** begin Excerpted records **

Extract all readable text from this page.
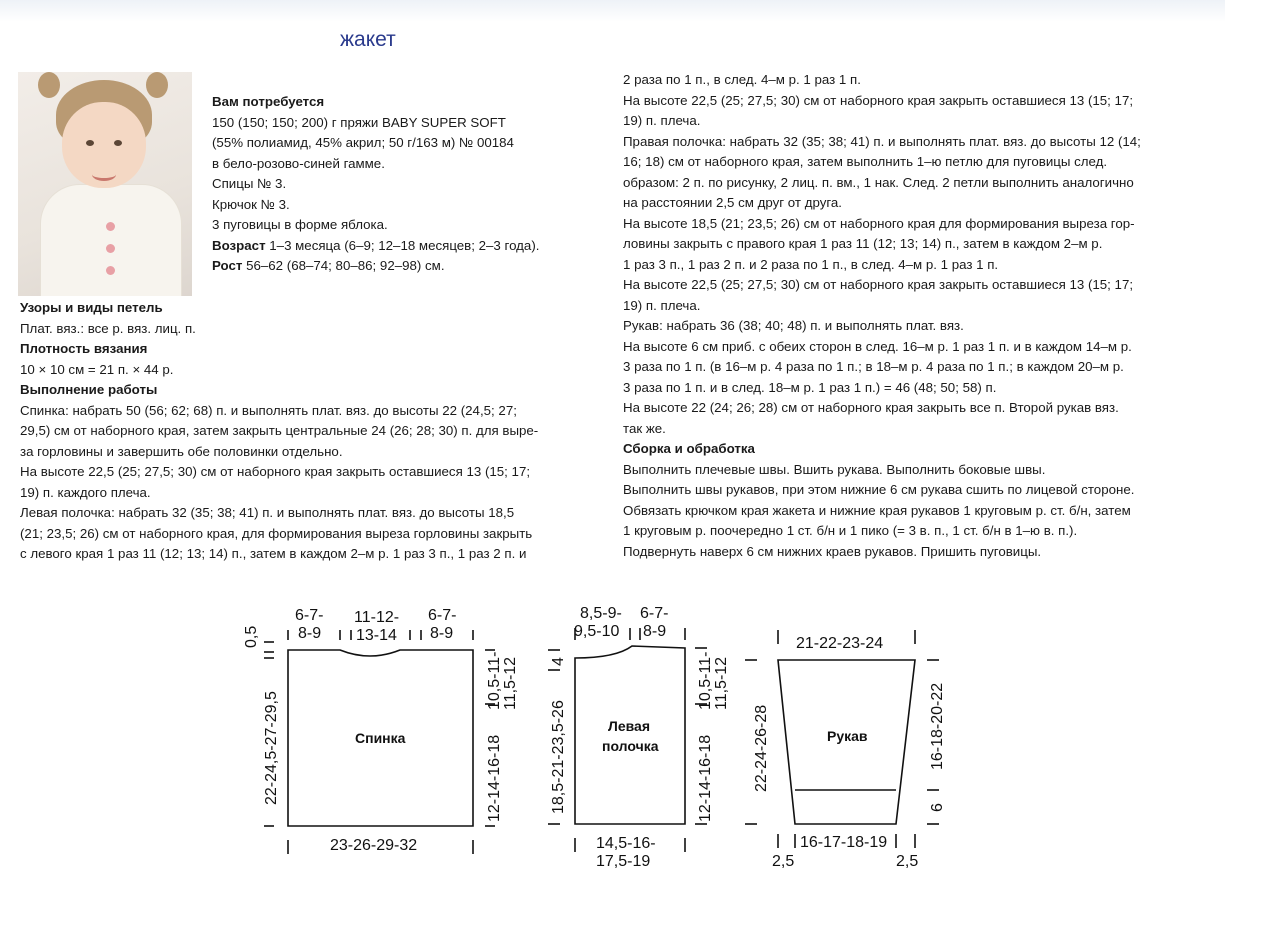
жакет
Вам потребуется
150 (150; 150; 200) г пряжи BABY SUPER SOFT
(55% полиамид, 45% акрил; 50 г/163 м) № 00184
в бело-розово-синей гамме.
Спицы № 3.
Крючок № 3.
3 пуговицы в форме яблока.
Возраст 1–3 месяца (6–9; 12–18 месяцев; 2–3 года).
Рост 56–62 (68–74; 80–86; 92–98) см.
Узоры и виды петель
Плат. вяз.: все р. вяз. лиц. п.
Плотность вязания
10 × 10 см = 21 п. × 44 р.
Выполнение работы
Спинка: набрать 50 (56; 62; 68) п. и выполнять плат. вяз. до высоты 22 (24,5; 27;
29,5) см от наборного края, затем закрыть центральные 24 (26; 28; 30) п. для выре-
за горловины и завершить обе половинки отдельно.
На высоте 22,5 (25; 27,5; 30) см от наборного края закрыть оставшиеся 13 (15; 17;
19) п. каждого плеча.
Левая полочка: набрать 32 (35; 38; 41) п. и выполнять плат. вяз. до высоты 18,5
(21; 23,5; 26) см от наборного края, для формирования выреза горловины закрыть
с левого края 1 раз 11 (12; 13; 14) п., затем в каждом 2–м р. 1 раз 3 п., 1 раз 2 п. и
2 раза по 1 п., в след. 4–м р. 1 раз 1 п.
На высоте 22,5 (25; 27,5; 30) см от наборного края закрыть оставшиеся 13 (15; 17;
19) п. плеча.
Правая полочка: набрать 32 (35; 38; 41) п. и выполнять плат. вяз. до высоты 12 (14;
16; 18) см от наборного края, затем выполнить 1–ю петлю для пуговицы след.
образом: 2 п. по рисунку, 2 лиц. п. вм., 1 нак. След. 2 петли выполнить аналогично
на расстоянии 2,5 см друг от друга.
На высоте 18,5 (21; 23,5; 26) см от наборного края для формирования выреза гор-
ловины закрыть с правого края 1 раз 11 (12; 13; 14) п., затем в каждом 2–м р.
1 раз 3 п., 1 раз 2 п. и 2 раза по 1 п., в след. 4–м р. 1 раз 1 п.
На высоте 22,5 (25; 27,5; 30) см от наборного края закрыть оставшиеся 13 (15; 17;
19) п. плеча.
Рукав: набрать 36 (38; 40; 48) п. и выполнять плат. вяз.
На высоте 6 см приб. с обеих сторон в след. 16–м р. 1 раз 1 п. и в каждом 14–м р.
3 раза по 1 п. (в 16–м р. 4 раза по 1 п.; в 18–м р. 4 раза по 1 п.; в каждом 20–м р.
3 раза по 1 п. и в след. 18–м р. 1 раз 1 п.) = 46 (48; 50; 58) п.
На высоте 22 (24; 26; 28) см от наборного края закрыть все п. Второй рукав вяз.
так же.
Сборка и обработка
Выполнить плечевые швы. Вшить рукава. Выполнить боковые швы.
Выполнить швы рукавов, при этом нижние 6 см рукава сшить по лицевой стороне.
Обвязать крючком края жакета и нижние края рукавов 1 круговым р. ст. б/н, затем
1 круговым р. поочередно 1 ст. б/н и 1 пико (= 3 в. п., 1 ст. б/н в 1–ю в. п.).
Подвернуть наверх 6 см нижних краев рукавов. Пришить пуговицы.
6-7-
8-9
11-12-
13-14
6-7-
8-9
23-26-29-32
Спинка
0,5
22-24,5-27-29,5	12-14-16-18
10,5-11- 11,5-12
8,5-9-
9,5-10
6-7-
8-9
14,5-16-
17,5-19
Левая
полочка
4
18,5-21-23,5-26	12-14-16-18
10,5-11- 11,5-12
21-22-23-24
16-17-18-19
2,5	2,5
Рукав
22-24-26-28	16-18-20-22
6
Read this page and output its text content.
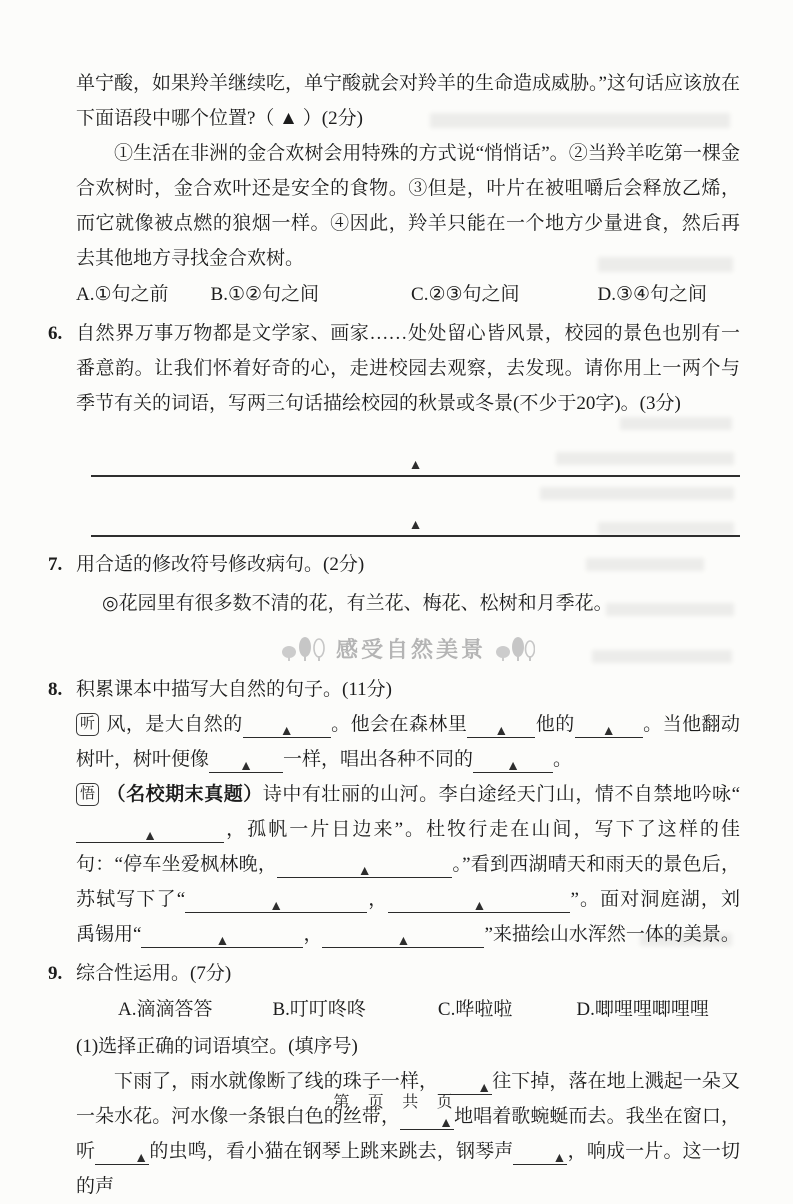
单宁酸，如果羚羊继续吃，单宁酸就会对羚羊的生命造成威胁。”这句话应该放在下面语段中哪个位置?（ ▲ ）(2分)

①生活在非洲的金合欢树会用特殊的方式说“悄悄话”。②当羚羊吃第一棵金合欢树时，金合欢叶还是安全的食物。③但是，叶片在被咀嚼后会释放乙烯，而它就像被点燃的狼烟一样。④因此，羚羊只能在一个地方少量进食，然后再去其他地方寻找金合欢树。

A.①句之前 B.①②句之间	C.②③句之间	D.③④句之间
6. 自然界万事万物都是文学家、画家……处处留心皆风景，校园的景色也别有一番意韵。让我们怀着好奇的心，走进校园去观察，去发现。请你用上一两个与季节有关的词语，写两三句话描绘校园的秋景或冬景(不少于20字)。(3分)

▲
▲
7. 用合适的修改符号修改病句。(2分)

◎花园里有很多数不清的花，有兰花、梅花、松树和月季花。

感受自然美景
8. 积累课本中描写大自然的句子。(11分)

听 风，是大自然的	▲ 。他会在森林里 ▲ 他的 ▲ 。当他翻动树叶，树叶便像 ▲ 一样，唱出各种不同的 ▲ 。

悟 （名校期末真题）诗中有壮丽的山河。李白途经天门山，情不自禁地吟咏“▲	，孤帆一片日边来”。杜牧行走在山间，写下了这样的佳句：“停车坐爱枫林晚，	▲	。”看到西湖晴天和雨天的景色后，苏轼写下了“	▲	，	▲	”。面对洞庭湖，刘禹锡用“	▲	，	▲	”来描绘山水浑然一体的美景。

9. 综合性运用。(7分)

A.滴滴答答	B.叮叮咚咚	C.哗啦啦	D.唧哩哩唧哩哩

(1)选择正确的词语填空。(填序号)

下雨了，雨水就像断了线的珠子一样，	▲往下掉，落在地上溅起一朵又一朵水花。河水像一条银白色的丝带，	▲地唱着歌蜿蜒而去。我坐在窗口，听	▲的虫鸣，看小猫在钢琴上跳来跳去，钢琴声	▲，响成一片。这一切的声

第 页 共 页
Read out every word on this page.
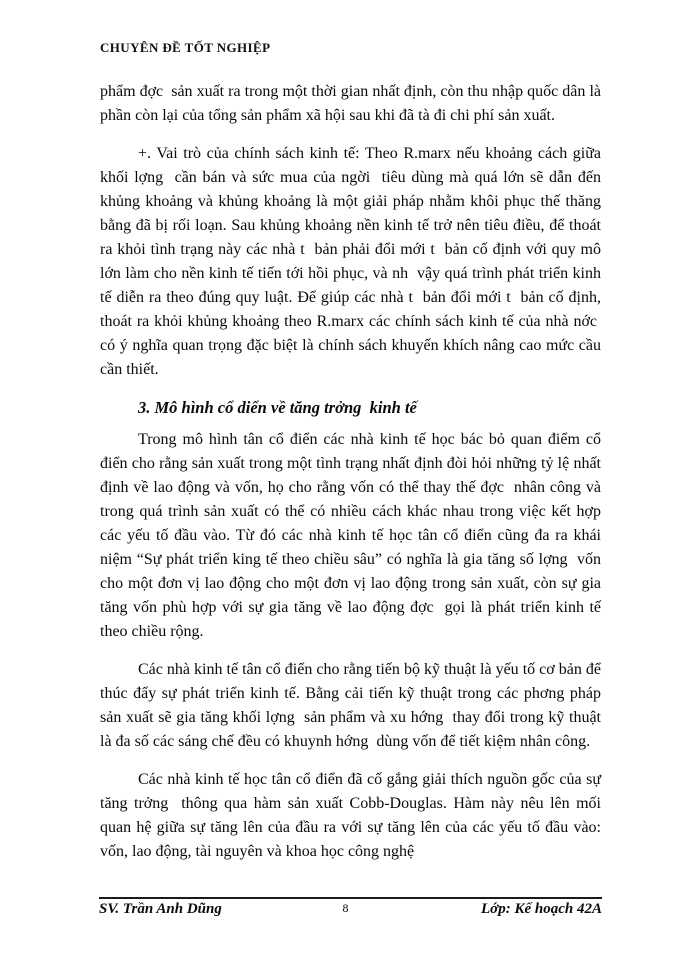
CHUYÊN ĐỀ TỐT NGHIỆP

phẩm đợc  sản xuất ra trong một thời gian nhất định, còn thu nhập quốc dân là phần còn lại của tổng sản phẩm xã hội sau khi đã tà đi chi phí sản xuất.

+. Vai trò của chính sách kinh tế: Theo R.marx nếu khoảng cách giữa khối lợng  cần bán và sức mua của ngời  tiêu dùng mà quá lớn sẽ dẫn đến khủng khoảng và khủng khoảng là một giải pháp nhằm khôi phục thế thăng bằng đã bị rối loạn. Sau khủng khoảng nền kinh tế trở nên tiêu điều, để thoát ra khỏi tình trạng này các nhà t  bản phải đổi mới t  bản cố định với quy mô lớn làm cho nền kinh tế tiến tới hồi phục, và nh  vậy quá trình phát triển kinh tế diễn ra theo đúng quy luật. Để giúp các nhà t  bản đổi mới t  bản cố định, thoát ra khỏi khủng khoảng theo R.marx các chính sách kinh tế của nhà nớc  có ý nghĩa quan trọng đặc biệt là chính sách khuyến khích nâng cao mức cầu cần thiết.

3. Mô hình cổ diển về tăng trởng  kinh tế

Trong mô hình tân cổ điển các nhà kinh tế học bác bỏ quan điểm cổ điển cho rằng sản xuất trong một tình trạng nhất định đòi hỏi những tỷ lệ nhất định về lao động và vốn, họ cho rằng vốn có thể thay thế đợc  nhân công và trong quá trình sản xuất có thể có nhiều cách khác nhau trong việc kết hợp các yếu tố đầu vào. Từ đó các nhà kinh tế học tân cổ điển cũng đa ra khái niệm “Sự phát triển king tế theo chiều sâu” có nghĩa là gia tăng số lợng  vốn cho một đơn vị lao động cho một đơn vị lao động trong sản xuất, còn sự gia tăng vốn phù hợp với sự gia tăng về lao động đợc  gọi là phát triển kinh tế theo chiều rộng.

Các nhà kinh tế tân cổ điển cho rằng tiến bộ kỹ thuật là yếu tố cơ bản để thúc đẩy sự phát triển kinh tế. Bằng cải tiến kỹ thuật trong các phơng pháp sản xuất sẽ gia tăng khối lợng  sản phẩm và xu hớng  thay đổi trong kỹ thuật là đa số các sáng chế đều có khuynh hớng  dùng vốn để tiết kiệm nhân công.

Các nhà kinh tế học tân cổ điển đã cố gắng giải thích nguồn gốc của sự tăng trởng  thông qua hàm sản xuất Cobb-Douglas. Hàm này nêu lên mối quan hệ giữa sự tăng lên của đầu ra với sự tăng lên của các yếu tố đầu vào: vốn, lao động, tài nguyên và khoa học công nghệ

SV. Trần Anh Dũng	8	Lớp: Kế hoạch 42A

** end Excerpted records **

* _Exercise aim_:
Show the lines of the material that contain the word "рукавов".

* _Solution for this exercise_:
Выполнить швы рукавов, при этом нижние 6 см рукава сшить по лицевой стороне.
Обвязать крючком края жакета и нижние края рукавов 1 круговым р. ст. б/н, затем
Подвернуть наверх 6 см нижних краев рукавов. Пришить пуговицы.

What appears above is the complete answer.